══ Data extract ══
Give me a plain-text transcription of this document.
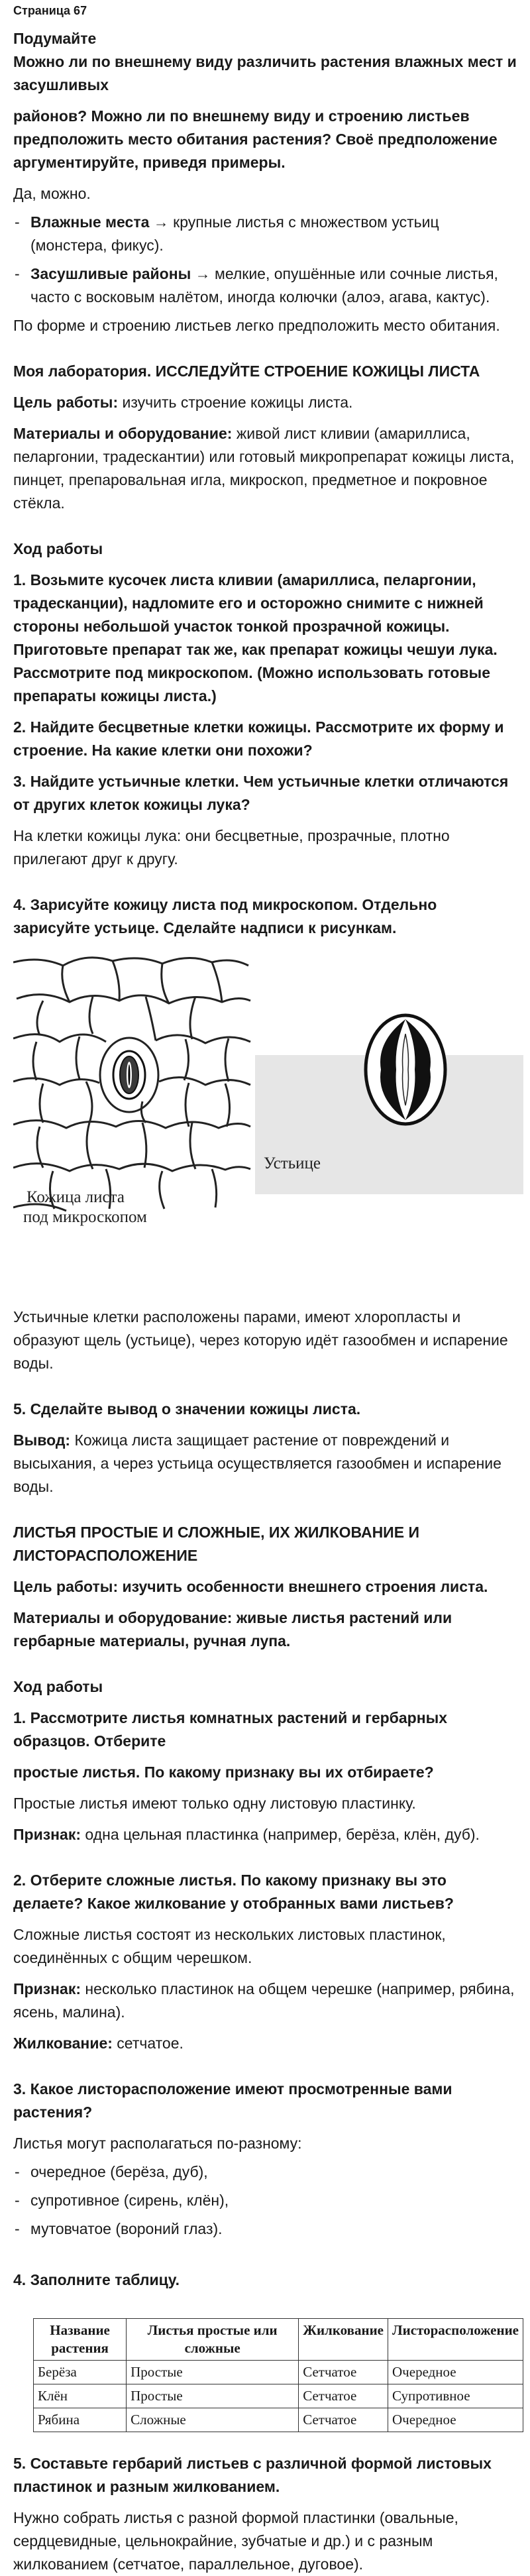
Страница 67

Подумайте

Можно ли по внешнему виду различить растения влажных мест и засушливых

районов? Можно ли по внешнему виду и строению листьев предположить место обитания растения? Своё предположение аргументируйте, приведя примеры.

Да, можно.

- Влажные места → крупные листья с множеством устьиц (монстера, фикус).
- Засушливые районы → мелкие, опушённые или сочные листья, часто с восковым налётом, иногда колючки (алоэ, агава, кактус).

По форме и строению листьев легко предположить место обитания.

Моя лаборатория. ИССЛЕДУЙТЕ СТРОЕНИЕ КОЖИЦЫ ЛИСТА

Цель работы: изучить строение кожицы листа.

Материалы и оборудование: живой лист кливии (амариллиса, пеларгонии, традескантии) или готовый микропрепарат кожицы листа, пинцет, препаровальная игла, микроскоп, предметное и покровное стёкла.

Ход работы

1. Возьмите кусочек листа кливии (амариллиса, пеларгонии, традесканции), надломите его и осторожно снимите с нижней стороны небольшой участок тонкой прозрачной кожицы. Приготовьте препарат так же, как препарат кожицы чешуи лука. Рассмотрите под микроскопом. (Можно использовать готовые препараты кожицы листа.)

2. Найдите бесцветные клетки кожицы. Рассмотрите их форму и строение. На какие клетки они похожи?

3. Найдите устьичные клетки. Чем устьичные клетки отличаются от других клеток кожицы лука?

На клетки кожицы лука: они бесцветные, прозрачные, плотно прилегают друг к другу.

4. Зарисуйте кожицу листа под микроскопом. Отдельно зарисуйте устьице. Сделайте надписи к рисункам.

Кожица листа
под микроскопом
Устьице

Устьичные клетки расположены парами, имеют хлоропласты и образуют щель (устьице), через которую идёт газообмен и испарение воды.

5. Сделайте вывод о значении кожицы листа.

Вывод: Кожица листа защищает растение от повреждений и высыхания, а через устьица осуществляется газообмен и испарение воды.

ЛИСТЬЯ ПРОСТЫЕ И СЛОЖНЫЕ, ИХ ЖИЛКОВАНИЕ И ЛИСТОРАСПОЛОЖЕНИЕ

Цель работы: изучить особенности внешнего строения листа.

Материалы и оборудование: живые листья растений или гербарные материалы, ручная лупа.

Ход работы

1. Рассмотрите листья комнатных растений и гербарных образцов. Отберите

простые листья. По какому признаку вы их отбираете?

Простые листья имеют только одну листовую пластинку.

Признак: одна цельная пластинка (например, берёза, клён, дуб).

2. Отберите сложные листья. По какому признаку вы это делаете? Какое жилкование у отобранных вами листьев?

Сложные листья состоят из нескольких листовых пластинок, соединённых с общим черешком.

Признак: несколько пластинок на общем черешке (например, рябина, ясень, малина).

Жилкование: сетчатое.

3. Какое листорасположение имеют просмотренные вами растения?

Листья могут располагаться по-разному:

- очередное (берёза, дуб),
- супротивное (сирень, клён),
- мутовчатое (вороний глаз).

4. Заполните таблицу.

Название растения	Листья простые или сложные	Жилкование	Листорасположение
Берёза	Простые	Сетчатое	Очередное
Клён	Простые	Сетчатое	Супротивное
Рябина	Сложные	Сетчатое	Очередное

5. Составьте гербарий листьев с различной формой листовых пластинок и разным жилкованием.

Нужно собрать листья с разной формой пластинки (овальные, сердцевидные, цельнокрайние, зубчатые и др.) и с разным жилкованием (сетчатое, параллельное, дуговое).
═══
● **Written request**:
Write every record out again exactly; no pictures belong in the copy.

● **Answer in full**:
Give me a plain-text transcription of this document.
Страница 67

Подумайте

Можно ли по внешнему виду различить растения влажных мест и засушливых

районов? Можно ли по внешнему виду и строению листьев предположить место обитания растения? Своё предположение аргументируйте, приведя примеры.

Да, можно.

- Влажные места → крупные листья с множеством устьиц (монстера, фикус).
- Засушливые районы → мелкие, опушённые или сочные листья, часто с восковым налётом, иногда колючки (алоэ, агава, кактус).

По форме и строению листьев легко предположить место обитания.

Моя лаборатория. ИССЛЕДУЙТЕ СТРОЕНИЕ КОЖИЦЫ ЛИСТА

Цель работы: изучить строение кожицы листа.

Материалы и оборудование: живой лист кливии (амариллиса, пеларгонии, традескантии) или готовый микропрепарат кожицы листа, пинцет, препаровальная игла, микроскоп, предметное и покровное стёкла.

Ход работы

1. Возьмите кусочек листа кливии (амариллиса, пеларгонии, традесканции), надломите его и осторожно снимите с нижней стороны небольшой участок тонкой прозрачной кожицы. Приготовьте препарат так же, как препарат кожицы чешуи лука. Рассмотрите под микроскопом. (Можно использовать готовые препараты кожицы листа.)

2. Найдите бесцветные клетки кожицы. Рассмотрите их форму и строение. На какие клетки они похожи?

3. Найдите устьичные клетки. Чем устьичные клетки отличаются от других клеток кожицы лука?

На клетки кожицы лука: они бесцветные, прозрачные, плотно прилегают друг к другу.

4. Зарисуйте кожицу листа под микроскопом. Отдельно зарисуйте устьице. Сделайте надписи к рисункам.

Кожица листа
под микроскопом
Устьице

Устьичные клетки расположены парами, имеют хлоропласты и образуют щель (устьице), через которую идёт газообмен и испарение воды.

5. Сделайте вывод о значении кожицы листа.

Вывод: Кожица листа защищает растение от повреждений и высыхания, а через устьица осуществляется газообмен и испарение воды.

ЛИСТЬЯ ПРОСТЫЕ И СЛОЖНЫЕ, ИХ ЖИЛКОВАНИЕ И ЛИСТОРАСПОЛОЖЕНИЕ

Цель работы: изучить особенности внешнего строения листа.

Материалы и оборудование: живые листья растений или гербарные материалы, ручная лупа.

Ход работы

1. Рассмотрите листья комнатных растений и гербарных образцов. Отберите

простые листья. По какому признаку вы их отбираете?

Простые листья имеют только одну листовую пластинку.

Признак: одна цельная пластинка (например, берёза, клён, дуб).

2. Отберите сложные листья. По какому признаку вы это делаете? Какое жилкование у отобранных вами листьев?

Сложные листья состоят из нескольких листовых пластинок, соединённых с общим черешком.

Признак: несколько пластинок на общем черешке (например, рябина, ясень, малина).

Жилкование: сетчатое.

3. Какое листорасположение имеют просмотренные вами растения?

Листья могут располагаться по-разному:

- очередное (берёза, дуб),
- супротивное (сирень, клён),
- мутовчатое (вороний глаз).

4. Заполните таблицу.

Название растения	Листья простые или сложные	Жилкование	Листорасположение
Берёза	Простые	Сетчатое	Очередное
Клён	Простые	Сетчатое	Супротивное
Рябина	Сложные	Сетчатое	Очередное

5. Составьте гербарий листьев с различной формой листовых пластинок и разным жилкованием.

Нужно собрать листья с разной формой пластинки (овальные, сердцевидные, цельнокрайние, зубчатые и др.) и с разным жилкованием (сетчатое, параллельное, дуговое).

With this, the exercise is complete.